◆ **PROBLEM DETAILS**:
All of the data should be repeated exactly; pictures are not part of the copy.

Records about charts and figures
────────────────────────────────────────

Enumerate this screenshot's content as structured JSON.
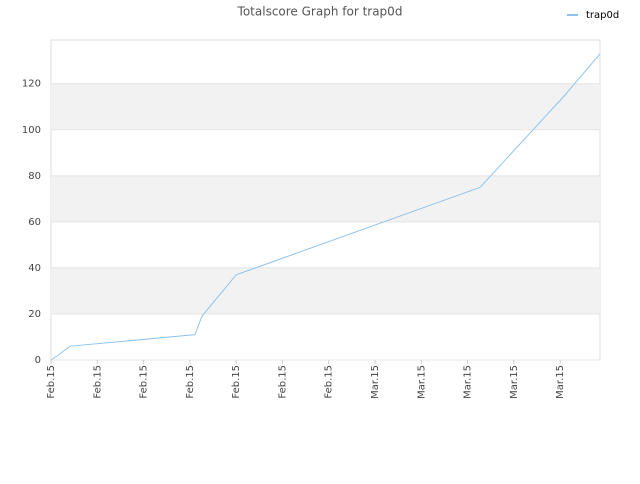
{
  "chart_data": {
    "type": "line",
    "title": "Totalscore Graph for trap0d",
    "series": [
      {
        "name": "trap0d",
        "color": "#8fc3ee",
        "x": [
          0,
          0.15,
          0.41,
          3.11,
          3.26,
          4.0,
          9.27,
          11.1,
          11.86
        ],
        "values": [
          0,
          2,
          6,
          11,
          19,
          37,
          75,
          115,
          133
        ]
      }
    ],
    "xlim": [
      0,
      11.86
    ],
    "xticks": [
      {
        "value": 0,
        "label": "Feb.15"
      },
      {
        "value": 1,
        "label": "Feb.15"
      },
      {
        "value": 2,
        "label": "Feb.15"
      },
      {
        "value": 3,
        "label": "Feb.15"
      },
      {
        "value": 4,
        "label": "Feb.15"
      },
      {
        "value": 5,
        "label": "Feb.15"
      },
      {
        "value": 6,
        "label": "Feb.15"
      },
      {
        "value": 7,
        "label": "Mar.15"
      },
      {
        "value": 8,
        "label": "Mar.15"
      },
      {
        "value": 9,
        "label": "Mar.15"
      },
      {
        "value": 10,
        "label": "Mar.15"
      },
      {
        "value": 11,
        "label": "Mar.15"
      }
    ],
    "ylim": [
      0,
      139
    ],
    "yticks": [
      0,
      20,
      40,
      60,
      80,
      100,
      120
    ],
    "grid": true,
    "legend": "top-right"
  }
}
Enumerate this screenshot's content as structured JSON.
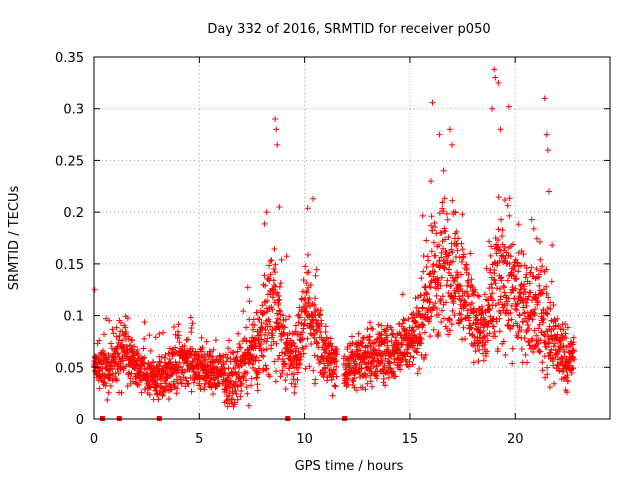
{
  "chart_data": {
    "type": "scatter",
    "title": "Day 332 of 2016, SRMTID for receiver p050",
    "xlabel": "GPS time / hours",
    "ylabel": "SRMTID / TECUs",
    "xlim": [
      0,
      24.5
    ],
    "ylim": [
      0,
      0.35
    ],
    "xticks": [
      0,
      5,
      10,
      15,
      20
    ],
    "xtick_labels": [
      "0",
      "5",
      "10",
      "15",
      "20"
    ],
    "yticks": [
      0,
      0.05,
      0.1,
      0.15,
      0.2,
      0.25,
      0.3,
      0.35
    ],
    "ytick_labels": [
      "0",
      "0.05",
      "0.1",
      "0.15",
      "0.2",
      "0.25",
      "0.3",
      "0.35"
    ],
    "grid": true,
    "marker": "+",
    "color": "#ff0000",
    "series": [
      {
        "name": "SRMTID",
        "profile": {
          "hours": [
            0.0,
            0.5,
            1.0,
            1.5,
            2.0,
            2.5,
            3.0,
            3.5,
            4.0,
            4.5,
            5.0,
            5.5,
            6.0,
            6.5,
            7.0,
            7.5,
            8.0,
            8.5,
            9.0,
            9.5,
            10.0,
            10.5,
            11.0,
            11.5,
            12.0,
            12.5,
            13.0,
            13.5,
            14.0,
            14.5,
            15.0,
            15.5,
            16.0,
            16.5,
            17.0,
            17.5,
            18.0,
            18.5,
            19.0,
            19.5,
            20.0,
            20.5,
            21.0,
            21.5,
            22.0,
            22.5,
            22.8
          ],
          "typical": [
            0.055,
            0.045,
            0.06,
            0.065,
            0.05,
            0.045,
            0.04,
            0.045,
            0.06,
            0.055,
            0.05,
            0.045,
            0.045,
            0.035,
            0.05,
            0.06,
            0.08,
            0.12,
            0.07,
            0.06,
            0.095,
            0.09,
            0.06,
            0.055,
            0.05,
            0.055,
            0.06,
            0.065,
            0.06,
            0.07,
            0.075,
            0.09,
            0.14,
            0.14,
            0.15,
            0.13,
            0.1,
            0.08,
            0.12,
            0.14,
            0.12,
            0.1,
            0.11,
            0.09,
            0.07,
            0.055,
            0.06
          ],
          "spread": [
            0.02,
            0.02,
            0.025,
            0.03,
            0.02,
            0.02,
            0.02,
            0.02,
            0.025,
            0.025,
            0.02,
            0.02,
            0.02,
            0.02,
            0.025,
            0.03,
            0.04,
            0.06,
            0.03,
            0.03,
            0.04,
            0.04,
            0.025,
            0.025,
            0.02,
            0.025,
            0.025,
            0.025,
            0.025,
            0.025,
            0.025,
            0.035,
            0.05,
            0.06,
            0.06,
            0.04,
            0.035,
            0.03,
            0.06,
            0.06,
            0.05,
            0.035,
            0.04,
            0.05,
            0.03,
            0.025,
            0.02
          ]
        },
        "peaks": [
          {
            "x": 8.6,
            "y": 0.29
          },
          {
            "x": 8.65,
            "y": 0.28
          },
          {
            "x": 8.7,
            "y": 0.265
          },
          {
            "x": 8.2,
            "y": 0.2
          },
          {
            "x": 8.8,
            "y": 0.205
          },
          {
            "x": 10.4,
            "y": 0.213
          },
          {
            "x": 16.0,
            "y": 0.23
          },
          {
            "x": 16.4,
            "y": 0.275
          },
          {
            "x": 16.9,
            "y": 0.28
          },
          {
            "x": 17.0,
            "y": 0.265
          },
          {
            "x": 16.6,
            "y": 0.24
          },
          {
            "x": 19.0,
            "y": 0.338
          },
          {
            "x": 19.05,
            "y": 0.33
          },
          {
            "x": 19.2,
            "y": 0.325
          },
          {
            "x": 18.9,
            "y": 0.3
          },
          {
            "x": 19.3,
            "y": 0.28
          },
          {
            "x": 19.7,
            "y": 0.302
          },
          {
            "x": 21.4,
            "y": 0.31
          },
          {
            "x": 21.5,
            "y": 0.275
          },
          {
            "x": 21.55,
            "y": 0.26
          },
          {
            "x": 21.6,
            "y": 0.22
          }
        ],
        "missing_data_markers_x": [
          0.4,
          1.2,
          3.1,
          9.2,
          11.9
        ]
      }
    ]
  }
}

────────────────────────────────────────

◆ **RESULT OF THE TASK**:
Enumerate this screenshot's content as structured JSON.
{
  "chart_data": {
    "type": "line",
    "title": "Totalscore Graph for trap0d",
    "series": [
      {
        "name": "trap0d",
        "color": "#8fc3ee",
        "x": [
          0,
          0.15,
          0.41,
          3.11,
          3.26,
          4.0,
          9.27,
          11.1,
          11.86
        ],
        "values": [
          0,
          2,
          6,
          11,
          19,
          37,
          75,
          115,
          133
        ]
      }
    ],
    "xlim": [
      0,
      11.86
    ],
    "xticks": [
      {
        "value": 0,
        "label": "Feb.15"
      },
      {
        "value": 1,
        "label": "Feb.15"
      },
      {
        "value": 2,
        "label": "Feb.15"
      },
      {
        "value": 3,
        "label": "Feb.15"
      },
      {
        "value": 4,
        "label": "Feb.15"
      },
      {
        "value": 5,
        "label": "Feb.15"
      },
      {
        "value": 6,
        "label": "Feb.15"
      },
      {
        "value": 7,
        "label": "Mar.15"
      },
      {
        "value": 8,
        "label": "Mar.15"
      },
      {
        "value": 9,
        "label": "Mar.15"
      },
      {
        "value": 10,
        "label": "Mar.15"
      },
      {
        "value": 11,
        "label": "Mar.15"
      }
    ],
    "ylim": [
      0,
      139
    ],
    "yticks": [
      0,
      20,
      40,
      60,
      80,
      100,
      120
    ],
    "grid": true,
    "legend": "top-right"
  }
}
Enumerate this screenshot's content as structured JSON.
{
  "chart_data": {
    "type": "scatter",
    "title": "Day 332 of 2016, SRMTID for receiver p050",
    "xlabel": "GPS time / hours",
    "ylabel": "SRMTID / TECUs",
    "xlim": [
      0,
      24.5
    ],
    "ylim": [
      0,
      0.35
    ],
    "xticks": [
      0,
      5,
      10,
      15,
      20
    ],
    "xtick_labels": [
      "0",
      "5",
      "10",
      "15",
      "20"
    ],
    "yticks": [
      0,
      0.05,
      0.1,
      0.15,
      0.2,
      0.25,
      0.3,
      0.35
    ],
    "ytick_labels": [
      "0",
      "0.05",
      "0.1",
      "0.15",
      "0.2",
      "0.25",
      "0.3",
      "0.35"
    ],
    "grid": true,
    "marker": "+",
    "color": "#ff0000",
    "series": [
      {
        "name": "SRMTID",
        "profile": {
          "hours": [
            0.0,
            0.5,
            1.0,
            1.5,
            2.0,
            2.5,
            3.0,
            3.5,
            4.0,
            4.5,
            5.0,
            5.5,
            6.0,
            6.5,
            7.0,
            7.5,
            8.0,
            8.5,
            9.0,
            9.5,
            10.0,
            10.5,
            11.0,
            11.5,
            12.0,
            12.5,
            13.0,
            13.5,
            14.0,
            14.5,
            15.0,
            15.5,
            16.0,
            16.5,
            17.0,
            17.5,
            18.0,
            18.5,
            19.0,
            19.5,
            20.0,
            20.5,
            21.0,
            21.5,
            22.0,
            22.5,
            22.8
          ],
          "typical": [
            0.055,
            0.045,
            0.06,
            0.065,
            0.05,
            0.045,
            0.04,
            0.045,
            0.06,
            0.055,
            0.05,
            0.045,
            0.045,
            0.035,
            0.05,
            0.06,
            0.08,
            0.12,
            0.07,
            0.06,
            0.095,
            0.09,
            0.06,
            0.055,
            0.05,
            0.055,
            0.06,
            0.065,
            0.06,
            0.07,
            0.075,
            0.09,
            0.14,
            0.14,
            0.15,
            0.13,
            0.1,
            0.08,
            0.12,
            0.14,
            0.12,
            0.1,
            0.11,
            0.09,
            0.07,
            0.055,
            0.06
          ],
          "spread": [
            0.02,
            0.02,
            0.025,
            0.03,
            0.02,
            0.02,
            0.02,
            0.02,
            0.025,
            0.025,
            0.02,
            0.02,
            0.02,
            0.02,
            0.025,
            0.03,
            0.04,
            0.06,
            0.03,
            0.03,
            0.04,
            0.04,
            0.025,
            0.025,
            0.02,
            0.025,
            0.025,
            0.025,
            0.025,
            0.025,
            0.025,
            0.035,
            0.05,
            0.06,
            0.06,
            0.04,
            0.035,
            0.03,
            0.06,
            0.06,
            0.05,
            0.035,
            0.04,
            0.05,
            0.03,
            0.025,
            0.02
          ]
        },
        "peaks": [
          {
            "x": 8.6,
            "y": 0.29
          },
          {
            "x": 8.65,
            "y": 0.28
          },
          {
            "x": 8.7,
            "y": 0.265
          },
          {
            "x": 8.2,
            "y": 0.2
          },
          {
            "x": 8.8,
            "y": 0.205
          },
          {
            "x": 10.4,
            "y": 0.213
          },
          {
            "x": 16.0,
            "y": 0.23
          },
          {
            "x": 16.4,
            "y": 0.275
          },
          {
            "x": 16.9,
            "y": 0.28
          },
          {
            "x": 17.0,
            "y": 0.265
          },
          {
            "x": 16.6,
            "y": 0.24
          },
          {
            "x": 19.0,
            "y": 0.338
          },
          {
            "x": 19.05,
            "y": 0.33
          },
          {
            "x": 19.2,
            "y": 0.325
          },
          {
            "x": 18.9,
            "y": 0.3
          },
          {
            "x": 19.3,
            "y": 0.28
          },
          {
            "x": 19.7,
            "y": 0.302
          },
          {
            "x": 21.4,
            "y": 0.31
          },
          {
            "x": 21.5,
            "y": 0.275
          },
          {
            "x": 21.55,
            "y": 0.26
          },
          {
            "x": 21.6,
            "y": 0.22
          }
        ],
        "missing_data_markers_x": [
          0.4,
          1.2,
          3.1,
          9.2,
          11.9
        ]
      }
    ]
  }
}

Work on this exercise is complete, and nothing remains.